| PROBLEM DETAILS |
What lines of the data include the string "Matthews"? Copy them all.

[Source records]
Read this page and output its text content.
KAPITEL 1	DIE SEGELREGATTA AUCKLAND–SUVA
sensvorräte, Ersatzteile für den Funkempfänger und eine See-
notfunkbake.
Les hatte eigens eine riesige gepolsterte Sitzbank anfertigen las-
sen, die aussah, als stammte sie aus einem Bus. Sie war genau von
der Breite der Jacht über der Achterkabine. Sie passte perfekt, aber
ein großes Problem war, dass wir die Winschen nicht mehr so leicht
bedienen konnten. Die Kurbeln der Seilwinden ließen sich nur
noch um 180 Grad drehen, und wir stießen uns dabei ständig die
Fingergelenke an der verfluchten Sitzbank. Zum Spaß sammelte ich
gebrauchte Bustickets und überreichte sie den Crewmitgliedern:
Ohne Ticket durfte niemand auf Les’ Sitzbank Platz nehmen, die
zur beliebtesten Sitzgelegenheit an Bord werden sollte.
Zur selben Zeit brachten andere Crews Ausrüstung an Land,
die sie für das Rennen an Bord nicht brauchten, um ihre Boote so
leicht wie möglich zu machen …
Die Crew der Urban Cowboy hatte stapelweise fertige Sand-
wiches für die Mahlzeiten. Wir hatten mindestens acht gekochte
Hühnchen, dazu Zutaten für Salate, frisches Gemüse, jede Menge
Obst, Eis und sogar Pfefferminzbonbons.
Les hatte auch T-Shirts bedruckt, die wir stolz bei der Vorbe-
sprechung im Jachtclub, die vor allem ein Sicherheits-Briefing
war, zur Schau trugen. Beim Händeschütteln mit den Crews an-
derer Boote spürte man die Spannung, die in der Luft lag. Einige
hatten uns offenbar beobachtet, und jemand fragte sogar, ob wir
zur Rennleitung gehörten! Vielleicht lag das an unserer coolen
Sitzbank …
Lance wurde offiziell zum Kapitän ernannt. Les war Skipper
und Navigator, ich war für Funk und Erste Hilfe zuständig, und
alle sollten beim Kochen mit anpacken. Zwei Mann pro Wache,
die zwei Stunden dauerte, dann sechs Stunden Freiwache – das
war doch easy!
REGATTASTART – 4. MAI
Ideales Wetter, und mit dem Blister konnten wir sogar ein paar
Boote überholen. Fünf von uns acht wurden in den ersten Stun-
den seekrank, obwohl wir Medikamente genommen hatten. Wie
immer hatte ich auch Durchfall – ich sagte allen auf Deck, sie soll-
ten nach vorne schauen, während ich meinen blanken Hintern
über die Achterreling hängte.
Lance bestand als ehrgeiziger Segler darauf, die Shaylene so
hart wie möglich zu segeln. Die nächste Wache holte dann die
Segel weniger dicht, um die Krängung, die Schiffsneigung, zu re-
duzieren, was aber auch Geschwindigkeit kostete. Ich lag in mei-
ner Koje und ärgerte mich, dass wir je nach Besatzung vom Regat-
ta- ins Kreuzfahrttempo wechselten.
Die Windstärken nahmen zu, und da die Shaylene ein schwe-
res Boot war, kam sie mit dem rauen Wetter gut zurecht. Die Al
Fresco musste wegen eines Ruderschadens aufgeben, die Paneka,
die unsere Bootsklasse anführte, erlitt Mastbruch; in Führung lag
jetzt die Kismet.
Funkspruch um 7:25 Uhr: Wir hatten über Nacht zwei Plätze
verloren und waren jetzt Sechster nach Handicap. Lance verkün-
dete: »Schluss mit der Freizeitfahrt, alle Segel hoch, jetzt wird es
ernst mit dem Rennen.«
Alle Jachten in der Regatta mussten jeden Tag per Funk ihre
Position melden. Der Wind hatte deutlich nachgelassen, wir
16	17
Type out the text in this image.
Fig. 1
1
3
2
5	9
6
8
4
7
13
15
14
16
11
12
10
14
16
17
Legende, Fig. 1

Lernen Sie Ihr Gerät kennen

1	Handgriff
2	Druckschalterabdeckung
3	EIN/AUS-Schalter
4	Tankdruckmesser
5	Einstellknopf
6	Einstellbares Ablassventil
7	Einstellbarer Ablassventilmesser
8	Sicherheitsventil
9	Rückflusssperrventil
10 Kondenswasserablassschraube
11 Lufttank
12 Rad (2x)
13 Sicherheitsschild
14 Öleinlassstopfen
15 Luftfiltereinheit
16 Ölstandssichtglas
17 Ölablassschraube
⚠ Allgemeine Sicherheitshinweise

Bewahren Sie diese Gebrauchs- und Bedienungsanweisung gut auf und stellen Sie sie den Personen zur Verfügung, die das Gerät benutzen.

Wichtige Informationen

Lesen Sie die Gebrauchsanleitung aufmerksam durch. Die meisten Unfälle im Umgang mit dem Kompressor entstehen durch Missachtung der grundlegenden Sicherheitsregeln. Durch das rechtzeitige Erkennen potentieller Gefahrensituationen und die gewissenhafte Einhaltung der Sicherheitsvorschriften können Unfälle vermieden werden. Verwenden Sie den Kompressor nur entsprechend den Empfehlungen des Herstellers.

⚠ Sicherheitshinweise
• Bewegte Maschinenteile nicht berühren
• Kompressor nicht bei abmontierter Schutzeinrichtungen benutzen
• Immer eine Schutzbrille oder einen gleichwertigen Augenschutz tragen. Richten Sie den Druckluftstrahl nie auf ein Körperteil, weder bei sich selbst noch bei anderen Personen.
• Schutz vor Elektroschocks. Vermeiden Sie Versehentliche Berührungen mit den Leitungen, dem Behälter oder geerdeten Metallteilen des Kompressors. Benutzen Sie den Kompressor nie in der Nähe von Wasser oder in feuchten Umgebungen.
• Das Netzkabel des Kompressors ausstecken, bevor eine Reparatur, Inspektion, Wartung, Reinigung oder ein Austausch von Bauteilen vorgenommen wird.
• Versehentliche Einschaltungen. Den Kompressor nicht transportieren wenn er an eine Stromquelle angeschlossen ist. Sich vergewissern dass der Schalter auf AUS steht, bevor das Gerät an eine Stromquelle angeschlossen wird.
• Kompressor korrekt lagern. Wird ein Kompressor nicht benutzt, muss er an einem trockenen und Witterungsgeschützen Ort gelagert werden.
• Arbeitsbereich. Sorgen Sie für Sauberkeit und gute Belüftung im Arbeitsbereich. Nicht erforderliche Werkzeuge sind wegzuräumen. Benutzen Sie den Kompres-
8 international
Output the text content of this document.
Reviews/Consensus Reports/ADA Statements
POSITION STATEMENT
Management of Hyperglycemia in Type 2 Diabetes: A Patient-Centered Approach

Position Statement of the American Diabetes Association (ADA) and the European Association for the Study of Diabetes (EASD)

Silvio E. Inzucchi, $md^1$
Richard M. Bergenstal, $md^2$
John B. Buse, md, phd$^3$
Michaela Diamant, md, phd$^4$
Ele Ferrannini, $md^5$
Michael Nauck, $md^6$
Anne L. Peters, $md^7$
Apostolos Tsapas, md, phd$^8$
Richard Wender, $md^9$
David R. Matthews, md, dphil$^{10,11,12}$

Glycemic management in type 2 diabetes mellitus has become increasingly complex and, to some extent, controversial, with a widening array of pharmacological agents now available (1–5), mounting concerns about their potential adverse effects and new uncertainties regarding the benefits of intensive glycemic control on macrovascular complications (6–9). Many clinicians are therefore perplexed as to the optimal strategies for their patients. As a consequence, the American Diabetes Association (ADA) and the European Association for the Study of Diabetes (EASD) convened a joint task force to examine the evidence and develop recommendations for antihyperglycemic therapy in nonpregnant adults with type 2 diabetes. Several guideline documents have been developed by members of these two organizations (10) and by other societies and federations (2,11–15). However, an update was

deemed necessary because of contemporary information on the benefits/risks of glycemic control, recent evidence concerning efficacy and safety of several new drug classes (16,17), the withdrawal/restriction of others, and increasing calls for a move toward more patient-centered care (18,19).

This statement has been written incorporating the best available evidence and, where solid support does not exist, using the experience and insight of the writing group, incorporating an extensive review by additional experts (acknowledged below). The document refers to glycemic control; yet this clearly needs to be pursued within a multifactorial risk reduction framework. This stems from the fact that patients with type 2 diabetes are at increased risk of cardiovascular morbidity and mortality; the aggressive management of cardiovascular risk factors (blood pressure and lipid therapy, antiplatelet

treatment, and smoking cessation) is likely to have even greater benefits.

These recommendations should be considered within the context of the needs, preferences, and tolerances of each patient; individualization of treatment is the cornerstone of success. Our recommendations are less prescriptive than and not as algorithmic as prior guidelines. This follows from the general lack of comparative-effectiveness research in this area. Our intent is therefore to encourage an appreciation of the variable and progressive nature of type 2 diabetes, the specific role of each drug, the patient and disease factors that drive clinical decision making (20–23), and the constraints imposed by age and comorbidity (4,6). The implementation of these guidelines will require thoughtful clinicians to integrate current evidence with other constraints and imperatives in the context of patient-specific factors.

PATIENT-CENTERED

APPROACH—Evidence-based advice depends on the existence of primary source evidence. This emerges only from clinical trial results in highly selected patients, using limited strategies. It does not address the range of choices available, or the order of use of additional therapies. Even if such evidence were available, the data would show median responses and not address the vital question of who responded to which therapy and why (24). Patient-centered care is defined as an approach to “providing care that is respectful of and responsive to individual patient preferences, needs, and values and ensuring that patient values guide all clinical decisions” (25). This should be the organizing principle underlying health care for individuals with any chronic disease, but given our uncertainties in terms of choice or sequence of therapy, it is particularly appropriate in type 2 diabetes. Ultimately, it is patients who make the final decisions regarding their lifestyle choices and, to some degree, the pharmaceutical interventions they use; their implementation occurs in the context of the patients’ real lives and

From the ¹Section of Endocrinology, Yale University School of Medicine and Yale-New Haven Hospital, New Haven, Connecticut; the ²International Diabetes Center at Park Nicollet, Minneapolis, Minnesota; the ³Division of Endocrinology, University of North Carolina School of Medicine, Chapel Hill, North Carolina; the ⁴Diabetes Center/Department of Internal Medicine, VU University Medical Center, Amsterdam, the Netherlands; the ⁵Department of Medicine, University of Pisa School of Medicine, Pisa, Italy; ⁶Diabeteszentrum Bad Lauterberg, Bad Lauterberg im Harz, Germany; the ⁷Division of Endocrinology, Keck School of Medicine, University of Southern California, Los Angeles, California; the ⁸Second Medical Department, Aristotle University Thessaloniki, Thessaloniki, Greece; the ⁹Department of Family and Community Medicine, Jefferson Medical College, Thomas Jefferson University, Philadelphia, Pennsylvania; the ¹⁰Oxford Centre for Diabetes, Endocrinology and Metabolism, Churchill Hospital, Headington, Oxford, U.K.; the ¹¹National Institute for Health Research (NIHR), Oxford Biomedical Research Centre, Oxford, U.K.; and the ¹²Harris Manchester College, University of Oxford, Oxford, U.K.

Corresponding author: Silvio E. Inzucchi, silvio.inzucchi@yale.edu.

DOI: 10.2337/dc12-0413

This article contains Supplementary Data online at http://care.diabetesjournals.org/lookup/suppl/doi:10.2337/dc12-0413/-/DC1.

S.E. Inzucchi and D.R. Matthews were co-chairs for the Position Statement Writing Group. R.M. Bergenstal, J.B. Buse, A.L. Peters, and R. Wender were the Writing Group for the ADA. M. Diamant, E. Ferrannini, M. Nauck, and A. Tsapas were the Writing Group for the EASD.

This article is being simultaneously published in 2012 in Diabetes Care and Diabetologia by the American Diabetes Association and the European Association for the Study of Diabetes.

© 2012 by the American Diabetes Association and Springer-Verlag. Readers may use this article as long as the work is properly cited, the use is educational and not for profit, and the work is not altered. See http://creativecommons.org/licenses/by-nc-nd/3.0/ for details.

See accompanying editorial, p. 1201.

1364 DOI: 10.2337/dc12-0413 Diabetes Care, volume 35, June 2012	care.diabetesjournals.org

| TASK ANSWER |
David R. Matthews, md, dphil$^{10,11,12}$
S.E. Inzucchi and D.R. Matthews were co-chairs for the Position Statement Writing Group. R.M. Bergenstal, J.B. Buse, A.L. Peters, and R. Wender were the Writing Group for the ADA. M. Diamant, E. Ferrannini, M. Nauck, and A. Tsapas were the Writing Group for the EASD.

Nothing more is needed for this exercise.